▶ _Stored records_
- - - - - - -
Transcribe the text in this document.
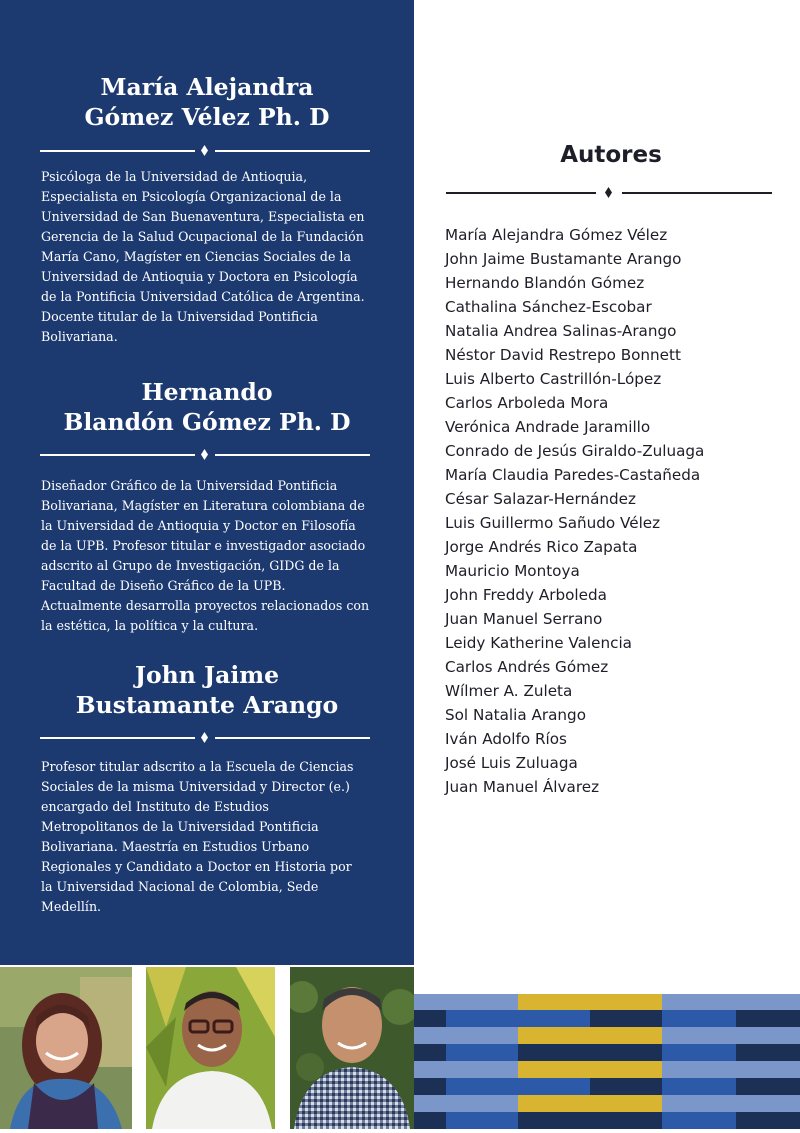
María Alejandra
Gómez Vélez Ph. D
Psicóloga de la Universidad de Antioquia,
Especialista en Psicología Organizacional de la
Universidad de San Buenaventura, Especialista en
Gerencia de la Salud Ocupacional de la Fundación
María Cano, Magíster en Ciencias Sociales de la
Universidad de Antioquia y Doctora en Psicología
de la Pontificia Universidad Católica de Argentina.
Docente titular de la Universidad Pontificia
Bolivariana.
Hernando
Blandón Gómez Ph. D
Diseñador Gráfico de la Universidad Pontificia
Bolivariana, Magíster en Literatura colombiana de
la Universidad de Antioquia y Doctor en Filosofía
de la UPB. Profesor titular e investigador asociado
adscrito al Grupo de Investigación, GIDG de la
Facultad de Diseño Gráfico de la UPB.
Actualmente desarrolla proyectos relacionados con
la estética, la política y la cultura.
John Jaime
Bustamante Arango
Profesor titular adscrito a la Escuela de Ciencias
Sociales de la misma Universidad y Director (e.)
encargado del Instituto de Estudios
Metropolitanos de la Universidad Pontificia
Bolivariana. Maestría en Estudios Urbano
Regionales y Candidato a Doctor en Historia por
la Universidad Nacional de Colombia, Sede
Medellín.
Autores
María Alejandra Gómez Vélez
John Jaime Bustamante Arango
Hernando Blandón Gómez
Cathalina Sánchez-Escobar
Natalia Andrea Salinas-Arango
Néstor David Restrepo Bonnett
Luis Alberto Castrillón-López
Carlos Arboleda Mora
Verónica Andrade Jaramillo
Conrado de Jesús Giraldo-Zuluaga
María Claudia Paredes-Castañeda
César Salazar-Hernández
Luis Guillermo Sañudo Vélez
Jorge Andrés Rico Zapata
Mauricio Montoya
John Freddy Arboleda
Juan Manuel Serrano
Leidy Katherine Valencia
Carlos Andrés Gómez
Wílmer A. Zuleta
Sol Natalia Arango
Iván Adolfo Ríos
José Luis Zuluaga
Juan Manuel Álvarez
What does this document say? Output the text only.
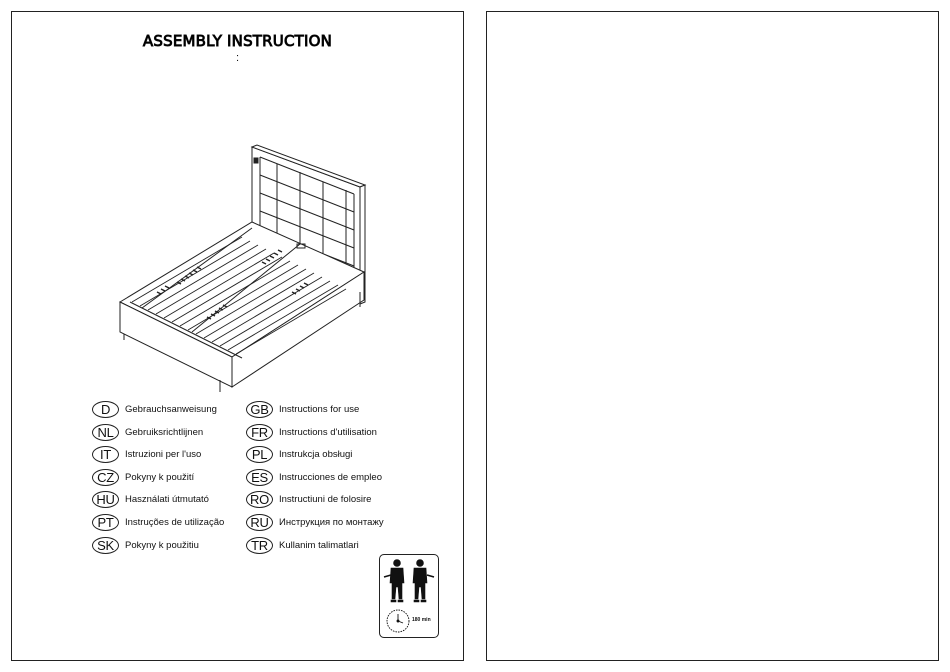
ASSEMBLY INSTRUCTION
:
D	Gebrauchsanweisung
NL	Gebruiksrichtlijnen
IT	Istruzioni per l'uso
CZ	Pokyny k použití
HU	Használati útmutató
PT	Instruções de utilização
SK	Pokyny k použitiu
GB	Instructions for use
FR	Instructions d'utilisation
PL	Instrukcja obsługi
ES	Instrucciones de empleo
RO	Instructiuni de folosire
RU	Инструкция по монтажу
TR	Kullanim talimatlari
180 min
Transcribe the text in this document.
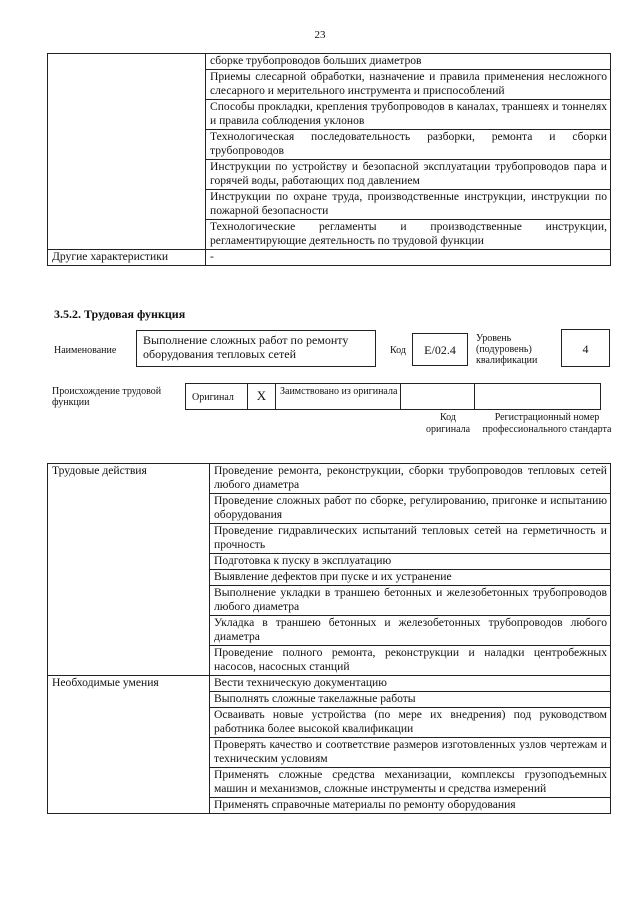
23
	сборке трубопроводов больших диаметров
	Приемы слесарной обработки, назначение и правила применения несложного слесарного и мерительного инструмента и приспособлений
	Способы прокладки, крепления трубопроводов в каналах, траншеях и тоннелях и правила соблюдения уклонов
	Технологическая последовательность разборки, ремонта и сборки трубопроводов
	Инструкции по устройству и безопасной эксплуатации трубопроводов пара и горячей воды, работающих под давлением
	Инструкции по охране труда, производственные инструкции, инструкции по пожарной безопасности
	Технологические регламенты и производственные инструкции, регламентирующие деятельность по трудовой функции
Другие характеристики	-
3.5.2. Трудовая функция
Наименование
Выполнение сложных работ по ремонту оборудования тепловых сетей	Код	E/02.4
Уровень (подуровень) квалификации
4
Происхождение трудовой функции	Оригинал	X	Заимствовано из оригинала
Код оригинала
Регистрационный номер профессионального стандарта
Трудовые действия	Проведение ремонта, реконструкции, сборки трубопроводов тепловых сетей любого диаметра
	Проведение сложных работ по сборке, регулированию, пригонке и испытанию оборудования
	Проведение гидравлических испытаний тепловых сетей на герметичность и прочность
	Подготовка к пуску в эксплуатацию
	Выявление дефектов при пуске и их устранение
	Выполнение укладки в траншею бетонных и железобетонных трубопроводов любого диаметра
	Укладка в траншею бетонных и железобетонных трубопроводов любого диаметра
	Проведение полного ремонта, реконструкции и наладки центробежных насосов, насосных станций
Необходимые умения	Вести техническую документацию
	Выполнять сложные такелажные работы
	Осваивать новые устройства (по мере их внедрения) под руководством работника более высокой квалификации
	Проверять качество и соответствие размеров изготовленных узлов чертежам и техническим условиям
	Применять сложные средства механизации, комплексы грузоподъемных машин и механизмов, сложные инструменты и средства измерений
	Применять справочные материалы по ремонту оборудования
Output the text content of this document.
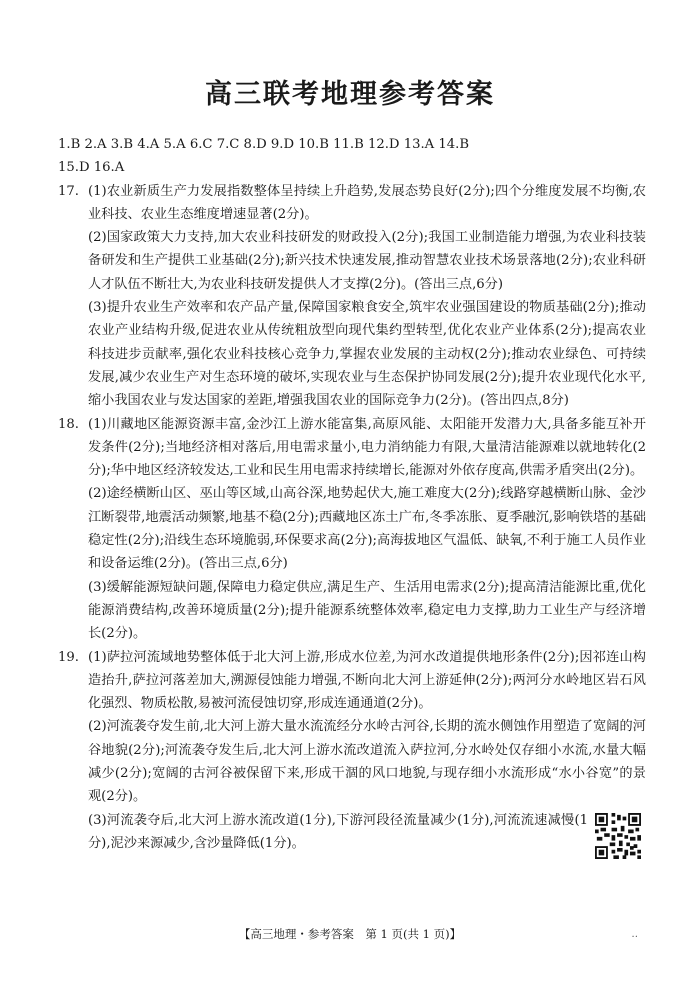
高三联考地理参考答案
1.B 2.A 3.B 4.A 5.A 6.C 7.C 8.D 9.D 10.B 11.B 12.D 13.A 14.B
15.D 16.A
17. (1)农业新质生产力发展指数整体呈持续上升趋势,发展态势良好(2分);四个分维度发展不均衡,农业科技、农业生态维度增速显著(2分)。

(2)国家政策大力支持,加大农业科技研发的财政投入(2分);我国工业制造能力增强,为农业科技装备研发和生产提供工业基础(2分);新兴技术快速发展,推动智慧农业技术场景落地(2分);农业科研人才队伍不断壮大,为农业科技研发提供人才支撑(2分)。(答出三点,6分)

(3)提升农业生产效率和农产品产量,保障国家粮食安全,筑牢农业强国建设的物质基础(2分);推动农业产业结构升级,促进农业从传统粗放型向现代集约型转型,优化农业产业体系(2分);提高农业科技进步贡献率,强化农业科技核心竞争力,掌握农业发展的主动权(2分);推动农业绿色、可持续发展,减少农业生产对生态环境的破坏,实现农业与生态保护协同发展(2分);提升农业现代化水平,缩小我国农业与发达国家的差距,增强我国农业的国际竞争力(2分)。(答出四点,8分)

18. (1)川藏地区能源资源丰富,金沙江上游水能富集,高原风能、太阳能开发潜力大,具备多能互补开发条件(2分);当地经济相对落后,用电需求量小,电力消纳能力有限,大量清洁能源难以就地转化(2分);华中地区经济较发达,工业和民生用电需求持续增长,能源对外依存度高,供需矛盾突出(2分)。

(2)途经横断山区、巫山等区域,山高谷深,地势起伏大,施工难度大(2分);线路穿越横断山脉、金沙江断裂带,地震活动频繁,地基不稳(2分);西藏地区冻土广布,冬季冻胀、夏季融沉,影响铁塔的基础稳定性(2分);沿线生态环境脆弱,环保要求高(2分);高海拔地区气温低、缺氧,不利于施工人员作业和设备运维(2分)。(答出三点,6分)

(3)缓解能源短缺问题,保障电力稳定供应,满足生产、生活用电需求(2分);提高清洁能源比重,优化能源消费结构,改善环境质量(2分);提升能源系统整体效率,稳定电力支撑,助力工业生产与经济增长(2分)。

19. (1)萨拉河流域地势整体低于北大河上游,形成水位差,为河水改道提供地形条件(2分);因祁连山构造抬升,萨拉河落差加大,溯源侵蚀能力增强,不断向北大河上游延伸(2分);两河分水岭地区岩石风化强烈、物质松散,易被河流侵蚀切穿,形成连通通道(2分)。

(2)河流袭夺发生前,北大河上游大量水流流经分水岭古河谷,长期的流水侧蚀作用塑造了宽阔的河谷地貌(2分);河流袭夺发生后,北大河上游水流改道流入萨拉河,分水岭处仅存细小水流,水量大幅减少(2分);宽阔的古河谷被保留下来,形成干涸的风口地貌,与现存细小水流形成“水小谷宽”的景观(2分)。

(3)河流袭夺后,北大河上游水流改道(1分),下游河段径流量减少(1分),河流流速减慢(1分),泥沙来源减少,含沙量降低(1分)。

【高三地理・参考答案　第 1 页(共 1 页)】	‥
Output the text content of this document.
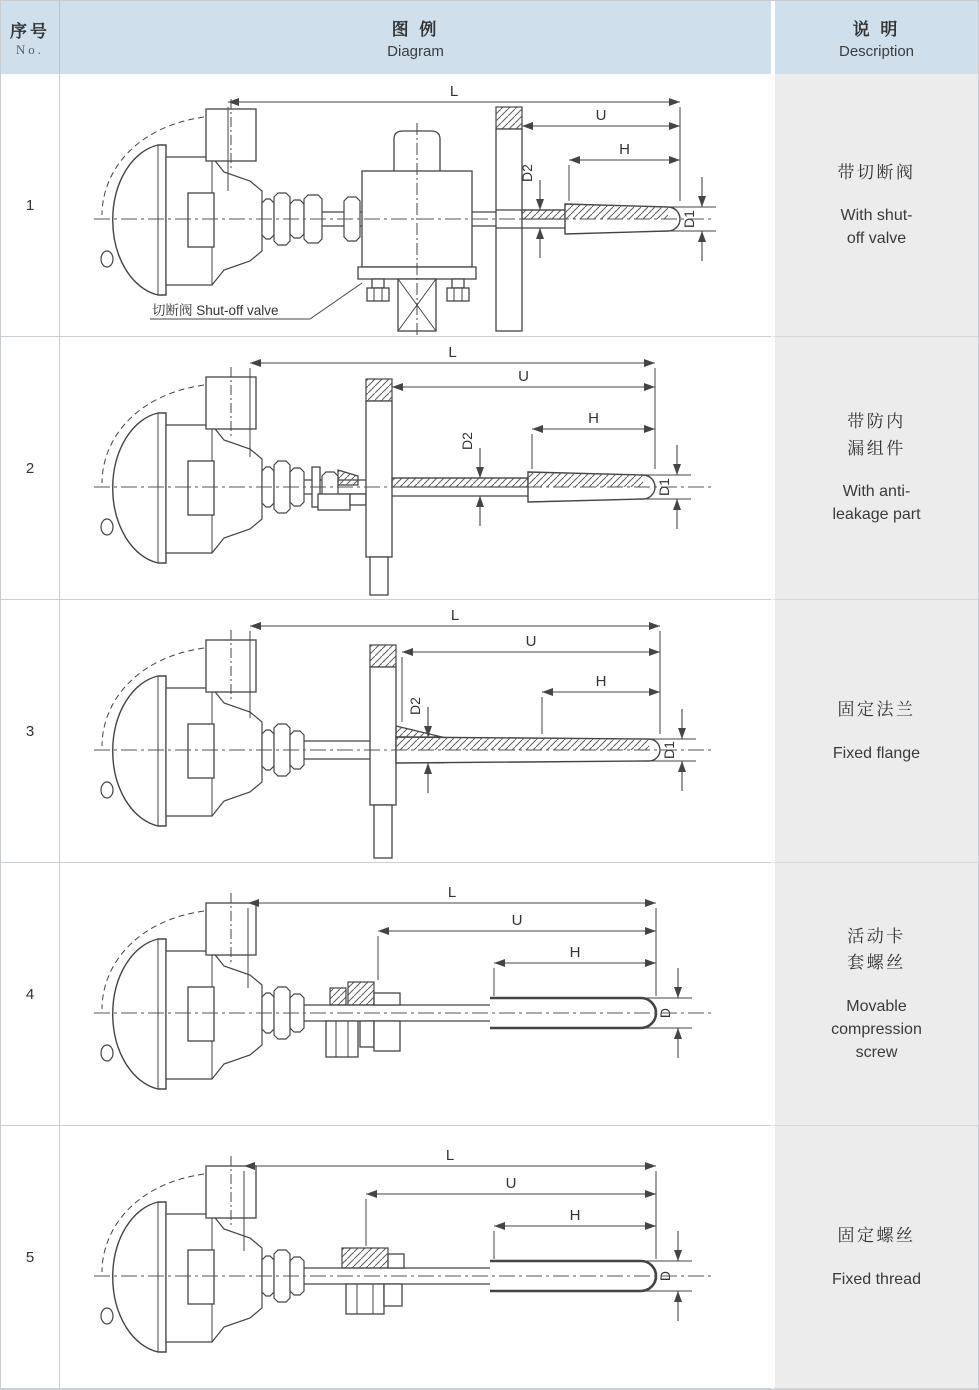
序号
No.
图 例
Diagram
说 明
Description
1
L
U
H
D2
D1
切断阀 Shut-off valve
带切断阀
With shut-
off valve
2
L
U
H
D2
D1
带防内
漏组件
With anti-
leakage part
3
L
U
H
D2
D1
固定法兰
Fixed flange
4
L
U
H
D
活动卡
套螺丝
Movable
compression
screw
5
L
U
H
D
固定螺丝
Fixed thread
- - - - - - -
▶ _TASK INSTRUCTIONS_
Pictures are excluded; repeat every record exactly.

▶ _EXERCISE SOLUTION_
Transcribe the text in this document.
María Alejandra
Gómez Vélez Ph. D
Psicóloga de la Universidad de Antioquia,
Especialista en Psicología Organizacional de la
Universidad de San Buenaventura, Especialista en
Gerencia de la Salud Ocupacional de la Fundación
María Cano, Magíster en Ciencias Sociales de la
Universidad de Antioquia y Doctora en Psicología
de la Pontificia Universidad Católica de Argentina.
Docente titular de la Universidad Pontificia
Bolivariana.
Hernando
Blandón Gómez Ph. D
Diseñador Gráfico de la Universidad Pontificia
Bolivariana, Magíster en Literatura colombiana de
la Universidad de Antioquia y Doctor en Filosofía
de la UPB. Profesor titular e investigador asociado
adscrito al Grupo de Investigación, GIDG de la
Facultad de Diseño Gráfico de la UPB.
Actualmente desarrolla proyectos relacionados con
la estética, la política y la cultura.
John Jaime
Bustamante Arango
Profesor titular adscrito a la Escuela de Ciencias
Sociales de la misma Universidad y Director (e.)
encargado del Instituto de Estudios
Metropolitanos de la Universidad Pontificia
Bolivariana. Maestría en Estudios Urbano
Regionales y Candidato a Doctor en Historia por
la Universidad Nacional de Colombia, Sede
Medellín.
Autores
María Alejandra Gómez Vélez
John Jaime Bustamante Arango
Hernando Blandón Gómez
Cathalina Sánchez-Escobar
Natalia Andrea Salinas-Arango
Néstor David Restrepo Bonnett
Luis Alberto Castrillón-López
Carlos Arboleda Mora
Verónica Andrade Jaramillo
Conrado de Jesús Giraldo-Zuluaga
María Claudia Paredes-Castañeda
César Salazar-Hernández
Luis Guillermo Sañudo Vélez
Jorge Andrés Rico Zapata
Mauricio Montoya
John Freddy Arboleda
Juan Manuel Serrano
Leidy Katherine Valencia
Carlos Andrés Gómez
Wílmer A. Zuleta
Sol Natalia Arango
Iván Adolfo Ríos
José Luis Zuluaga
Juan Manuel Álvarez
What does this document say? Output the text only.
ASSEMBLY INSTRUCTION
:
D	Gebrauchsanweisung
NL	Gebruiksrichtlijnen
IT	Istruzioni per l'uso
CZ	Pokyny k použití
HU	Használati útmutató
PT	Instruções de utilização
SK	Pokyny k použitiu
GB	Instructions for use
FR	Instructions d'utilisation
PL	Instrukcja obsługi
ES	Instrucciones de empleo
RO	Instructiuni de folosire
RU	Инструкция по монтажу
TR	Kullanim talimatlari
180 min
Transcribe the text in this document.
23
	сборке трубопроводов больших диаметров
	Приемы слесарной обработки, назначение и правила применения несложного слесарного и мерительного инструмента и приспособлений
	Способы прокладки, крепления трубопроводов в каналах, траншеях и тоннелях и правила соблюдения уклонов
	Технологическая последовательность разборки, ремонта и сборки трубопроводов
	Инструкции по устройству и безопасной эксплуатации трубопроводов пара и горячей воды, работающих под давлением
	Инструкции по охране труда, производственные инструкции, инструкции по пожарной безопасности
	Технологические регламенты и производственные инструкции, регламентирующие деятельность по трудовой функции
Другие характеристики	-
3.5.2. Трудовая функция
Наименование
Выполнение сложных работ по ремонту оборудования тепловых сетей	Код	E/02.4
Уровень (подуровень) квалификации
4
Происхождение трудовой функции	Оригинал	X	Заимствовано из оригинала
Код оригинала
Регистрационный номер профессионального стандарта
Трудовые действия	Проведение ремонта, реконструкции, сборки трубопроводов тепловых сетей любого диаметра
	Проведение сложных работ по сборке, регулированию, пригонке и испытанию оборудования
	Проведение гидравлических испытаний тепловых сетей на герметичность и прочность
	Подготовка к пуску в эксплуатацию
	Выявление дефектов при пуске и их устранение
	Выполнение укладки в траншею бетонных и железобетонных трубопроводов любого диаметра
	Укладка в траншею бетонных и железобетонных трубопроводов любого диаметра
	Проведение полного ремонта, реконструкции и наладки центробежных насосов, насосных станций
Необходимые умения	Вести техническую документацию
	Выполнять сложные такелажные работы
	Осваивать новые устройства (по мере их внедрения) под руководством работника более высокой квалификации
	Проверять качество и соответствие размеров изготовленных узлов чертежам и техническим условиям
	Применять сложные средства механизации, комплексы грузоподъемных машин и механизмов, сложные инструменты и средства измерений
	Применять справочные материалы по ремонту оборудования
Output the text content of this document.
高三联考地理参考答案
1.B 2.A 3.B 4.A 5.A 6.C 7.C 8.D 9.D 10.B 11.B 12.D 13.A 14.B
15.D 16.A
17. (1)农业新质生产力发展指数整体呈持续上升趋势,发展态势良好(2分);四个分维度发展不均衡,农业科技、农业生态维度增速显著(2分)。

(2)国家政策大力支持,加大农业科技研发的财政投入(2分);我国工业制造能力增强,为农业科技装备研发和生产提供工业基础(2分);新兴技术快速发展,推动智慧农业技术场景落地(2分);农业科研人才队伍不断壮大,为农业科技研发提供人才支撑(2分)。(答出三点,6分)

(3)提升农业生产效率和农产品产量,保障国家粮食安全,筑牢农业强国建设的物质基础(2分);推动农业产业结构升级,促进农业从传统粗放型向现代集约型转型,优化农业产业体系(2分);提高农业科技进步贡献率,强化农业科技核心竞争力,掌握农业发展的主动权(2分);推动农业绿色、可持续发展,减少农业生产对生态环境的破坏,实现农业与生态保护协同发展(2分);提升农业现代化水平,缩小我国农业与发达国家的差距,增强我国农业的国际竞争力(2分)。(答出四点,8分)

18. (1)川藏地区能源资源丰富,金沙江上游水能富集,高原风能、太阳能开发潜力大,具备多能互补开发条件(2分);当地经济相对落后,用电需求量小,电力消纳能力有限,大量清洁能源难以就地转化(2分);华中地区经济较发达,工业和民生用电需求持续增长,能源对外依存度高,供需矛盾突出(2分)。

(2)途经横断山区、巫山等区域,山高谷深,地势起伏大,施工难度大(2分);线路穿越横断山脉、金沙江断裂带,地震活动频繁,地基不稳(2分);西藏地区冻土广布,冬季冻胀、夏季融沉,影响铁塔的基础稳定性(2分);沿线生态环境脆弱,环保要求高(2分);高海拔地区气温低、缺氧,不利于施工人员作业和设备运维(2分)。(答出三点,6分)

(3)缓解能源短缺问题,保障电力稳定供应,满足生产、生活用电需求(2分);提高清洁能源比重,优化能源消费结构,改善环境质量(2分);提升能源系统整体效率,稳定电力支撑,助力工业生产与经济增长(2分)。

19. (1)萨拉河流域地势整体低于北大河上游,形成水位差,为河水改道提供地形条件(2分);因祁连山构造抬升,萨拉河落差加大,溯源侵蚀能力增强,不断向北大河上游延伸(2分);两河分水岭地区岩石风化强烈、物质松散,易被河流侵蚀切穿,形成连通通道(2分)。

(2)河流袭夺发生前,北大河上游大量水流流经分水岭古河谷,长期的流水侧蚀作用塑造了宽阔的河谷地貌(2分);河流袭夺发生后,北大河上游水流改道流入萨拉河,分水岭处仅存细小水流,水量大幅减少(2分);宽阔的古河谷被保留下来,形成干涸的风口地貌,与现存细小水流形成“水小谷宽”的景观(2分)。

(3)河流袭夺后,北大河上游水流改道(1分),下游河段径流量减少(1分),河流流速减慢(1分),泥沙来源减少,含沙量降低(1分)。

【高三地理・参考答案　第 1 页(共 1 页)】	‥
Output the text content of this document.
序号
No.
图 例
Diagram
说 明
Description
1
L
U
H
D2
D1
切断阀 Shut-off valve
带切断阀
With shut-
off valve
2
L
U
H
D2
D1
带防内
漏组件
With anti-
leakage part
3
L
U
H
D2
D1
固定法兰
Fixed flange
4
L
U
H
D
活动卡
套螺丝
Movable
compression
screw
5
L
U
H
D
固定螺丝
Fixed thread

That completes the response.